* Set problem:
Give the count of lines holding the string "color" and nothing else.

** start Material **

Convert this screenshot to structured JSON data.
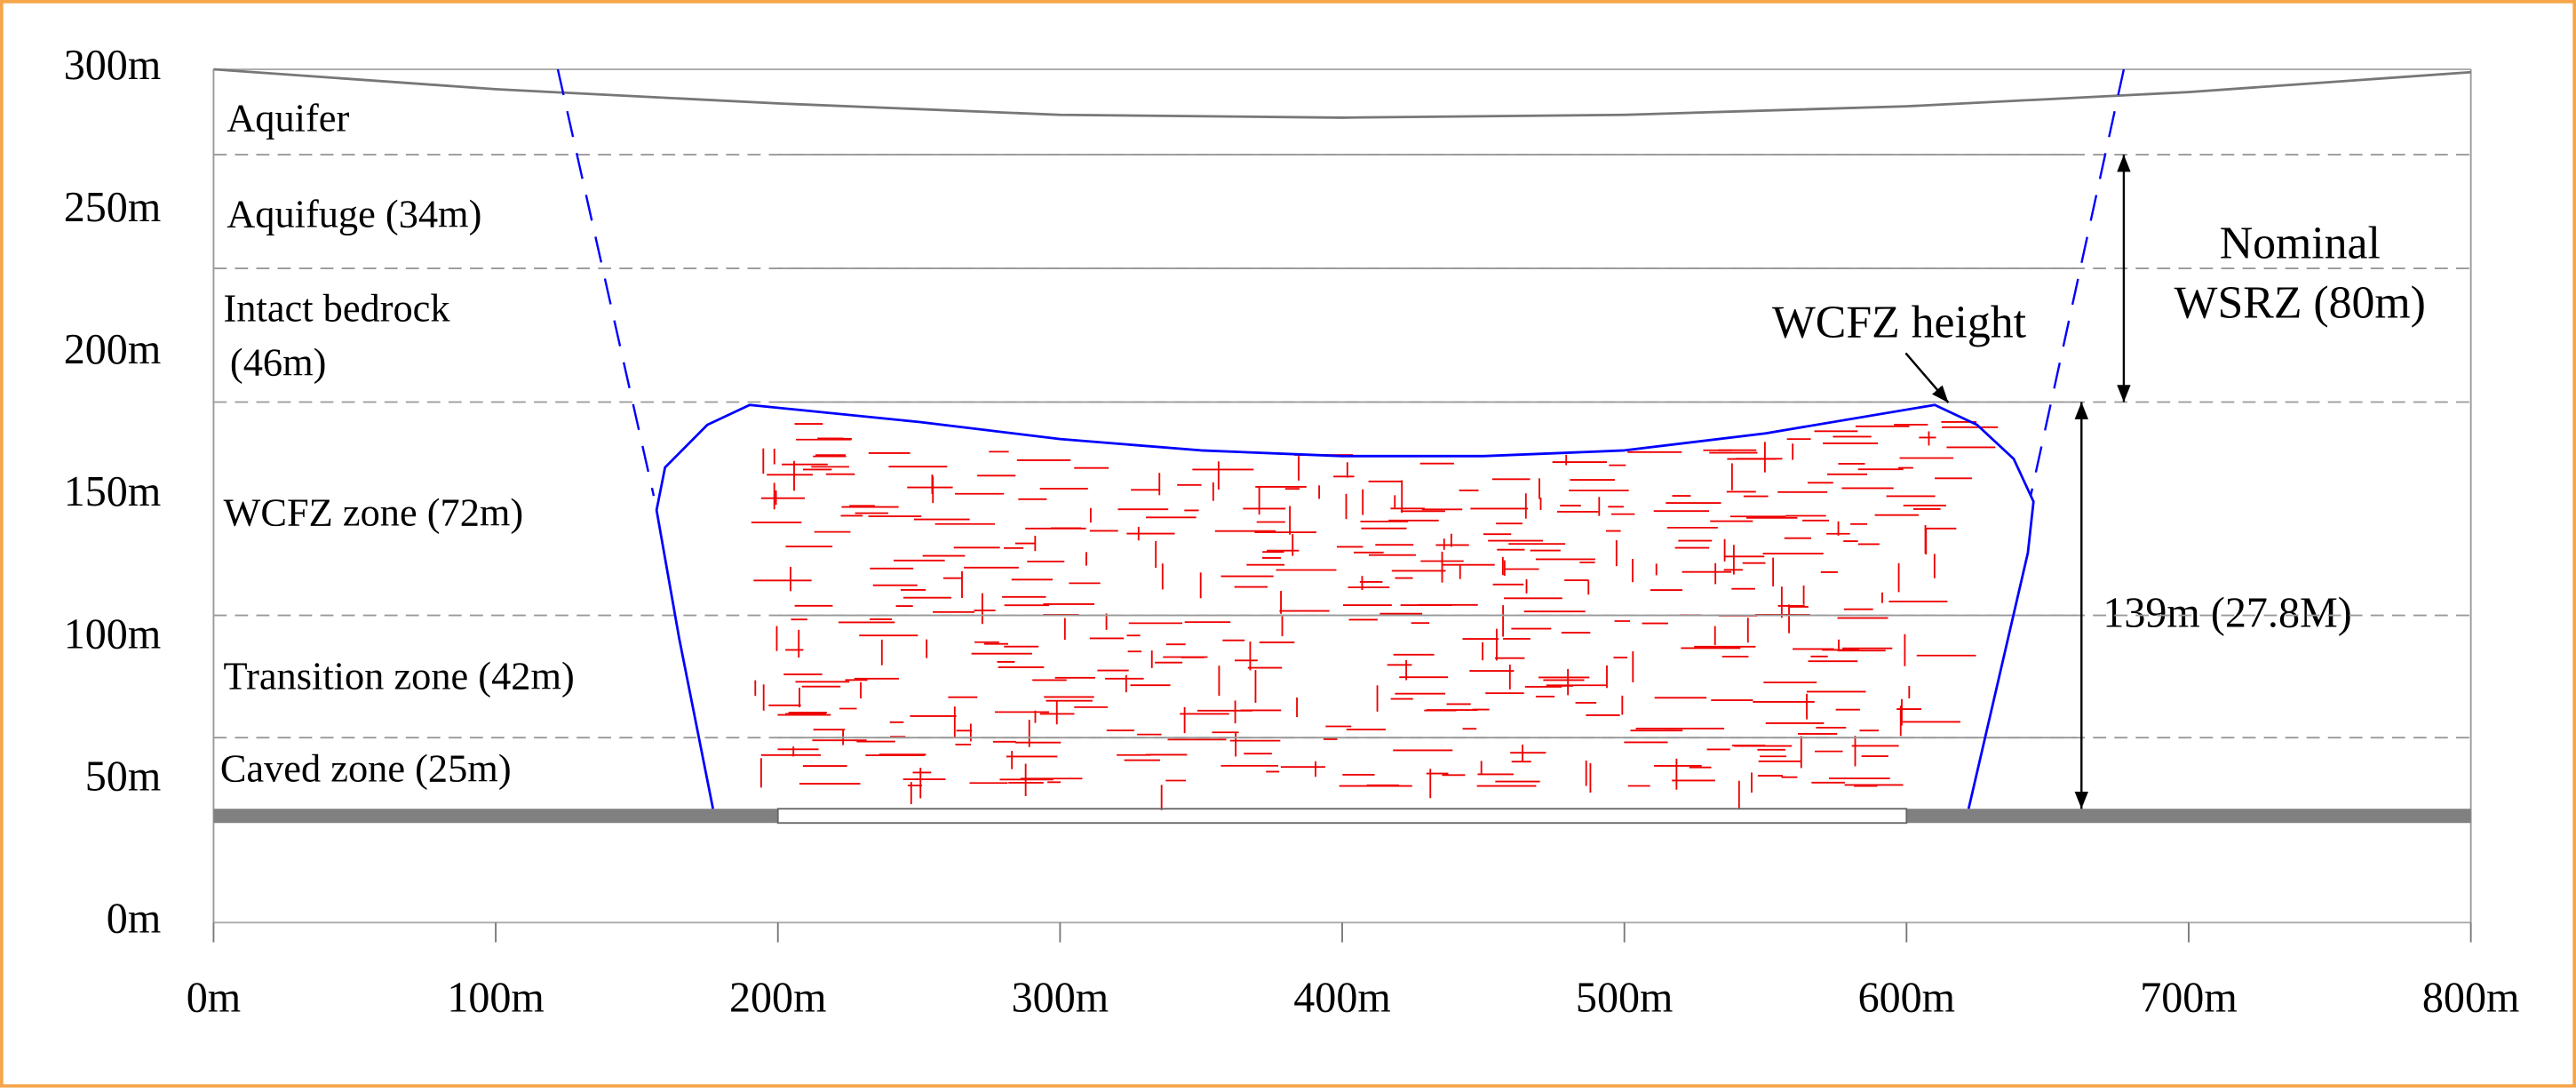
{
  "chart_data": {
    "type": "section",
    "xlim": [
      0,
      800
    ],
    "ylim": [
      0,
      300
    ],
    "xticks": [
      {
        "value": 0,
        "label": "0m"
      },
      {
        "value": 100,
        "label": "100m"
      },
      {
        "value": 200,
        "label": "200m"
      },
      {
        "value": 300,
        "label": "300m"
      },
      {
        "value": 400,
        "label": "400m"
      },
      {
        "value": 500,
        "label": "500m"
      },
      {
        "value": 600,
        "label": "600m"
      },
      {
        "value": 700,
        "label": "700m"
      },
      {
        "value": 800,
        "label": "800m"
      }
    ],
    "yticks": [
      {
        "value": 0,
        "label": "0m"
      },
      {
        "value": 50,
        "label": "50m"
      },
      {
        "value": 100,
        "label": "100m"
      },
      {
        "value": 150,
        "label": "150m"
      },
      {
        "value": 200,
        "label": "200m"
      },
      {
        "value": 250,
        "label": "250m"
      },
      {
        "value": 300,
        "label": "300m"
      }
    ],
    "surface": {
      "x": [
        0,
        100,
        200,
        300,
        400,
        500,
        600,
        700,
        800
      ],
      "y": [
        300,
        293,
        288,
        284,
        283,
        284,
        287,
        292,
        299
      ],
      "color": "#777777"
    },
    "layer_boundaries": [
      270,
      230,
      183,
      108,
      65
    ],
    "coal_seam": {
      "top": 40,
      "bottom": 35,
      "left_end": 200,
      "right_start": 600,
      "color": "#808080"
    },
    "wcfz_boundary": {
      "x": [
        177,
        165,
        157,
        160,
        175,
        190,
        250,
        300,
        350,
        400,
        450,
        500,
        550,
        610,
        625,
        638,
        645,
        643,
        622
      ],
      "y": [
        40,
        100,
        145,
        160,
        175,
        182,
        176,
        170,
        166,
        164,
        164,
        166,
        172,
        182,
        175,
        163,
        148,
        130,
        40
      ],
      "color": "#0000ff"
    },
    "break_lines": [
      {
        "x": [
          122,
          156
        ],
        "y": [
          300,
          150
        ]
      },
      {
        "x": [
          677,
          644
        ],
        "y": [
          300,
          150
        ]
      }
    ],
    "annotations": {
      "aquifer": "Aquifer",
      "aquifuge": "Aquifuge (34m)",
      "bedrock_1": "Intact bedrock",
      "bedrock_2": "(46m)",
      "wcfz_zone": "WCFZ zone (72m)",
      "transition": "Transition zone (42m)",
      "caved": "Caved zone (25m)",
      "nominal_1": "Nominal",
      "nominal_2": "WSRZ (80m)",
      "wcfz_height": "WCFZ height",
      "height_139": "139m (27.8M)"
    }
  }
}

** end Material **
** start Material **

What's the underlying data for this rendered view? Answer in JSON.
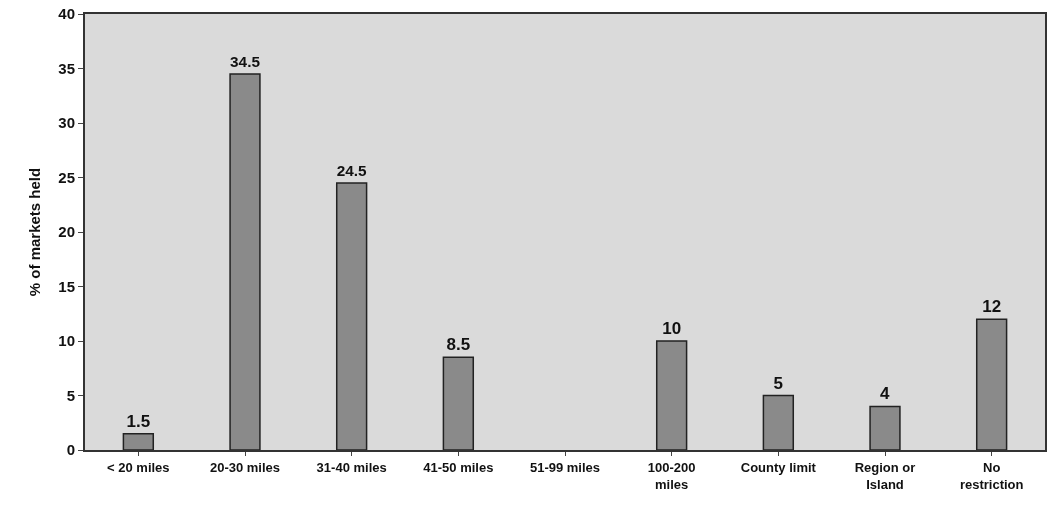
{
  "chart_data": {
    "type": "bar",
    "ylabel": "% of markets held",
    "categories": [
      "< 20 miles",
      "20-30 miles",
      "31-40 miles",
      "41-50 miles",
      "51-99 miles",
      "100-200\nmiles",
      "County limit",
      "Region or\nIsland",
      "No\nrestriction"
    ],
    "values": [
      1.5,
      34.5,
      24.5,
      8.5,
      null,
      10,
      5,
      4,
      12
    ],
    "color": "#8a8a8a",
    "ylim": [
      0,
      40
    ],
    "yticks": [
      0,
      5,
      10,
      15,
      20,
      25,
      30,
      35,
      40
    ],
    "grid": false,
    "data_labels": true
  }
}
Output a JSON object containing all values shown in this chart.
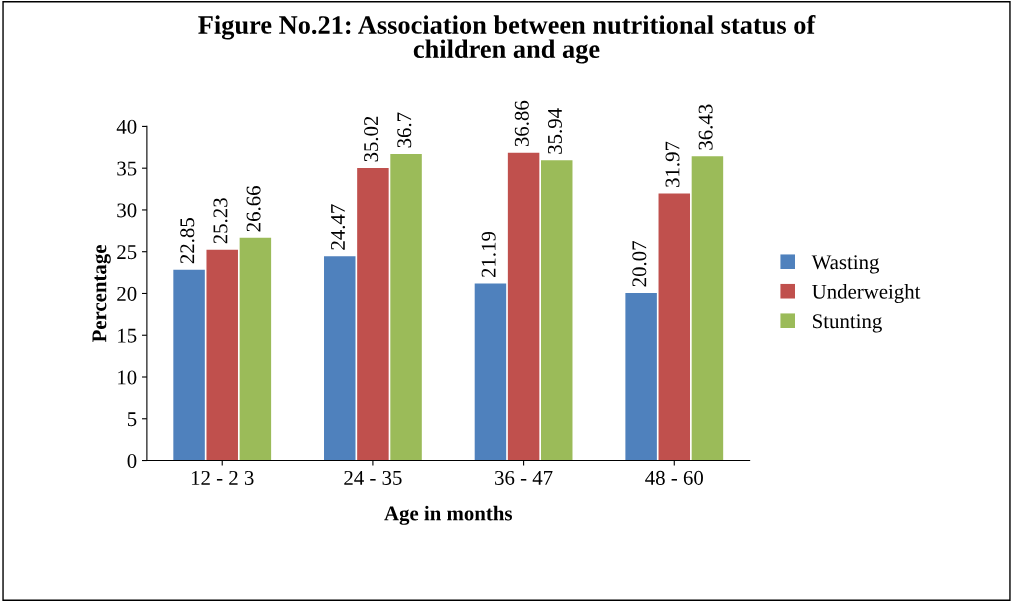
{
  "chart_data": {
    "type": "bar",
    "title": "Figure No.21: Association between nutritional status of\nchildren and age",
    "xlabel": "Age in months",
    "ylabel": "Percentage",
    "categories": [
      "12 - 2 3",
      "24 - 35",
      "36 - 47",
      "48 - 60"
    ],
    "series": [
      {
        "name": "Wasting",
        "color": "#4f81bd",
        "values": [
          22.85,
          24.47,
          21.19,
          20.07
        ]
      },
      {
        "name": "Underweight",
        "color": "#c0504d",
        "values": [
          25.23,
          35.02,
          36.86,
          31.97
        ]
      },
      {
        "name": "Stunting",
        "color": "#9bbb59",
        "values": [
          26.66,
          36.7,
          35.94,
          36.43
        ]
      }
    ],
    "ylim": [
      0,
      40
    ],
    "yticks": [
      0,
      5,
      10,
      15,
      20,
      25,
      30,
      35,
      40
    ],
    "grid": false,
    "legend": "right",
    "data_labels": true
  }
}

** end Material **

* Result for this task:
7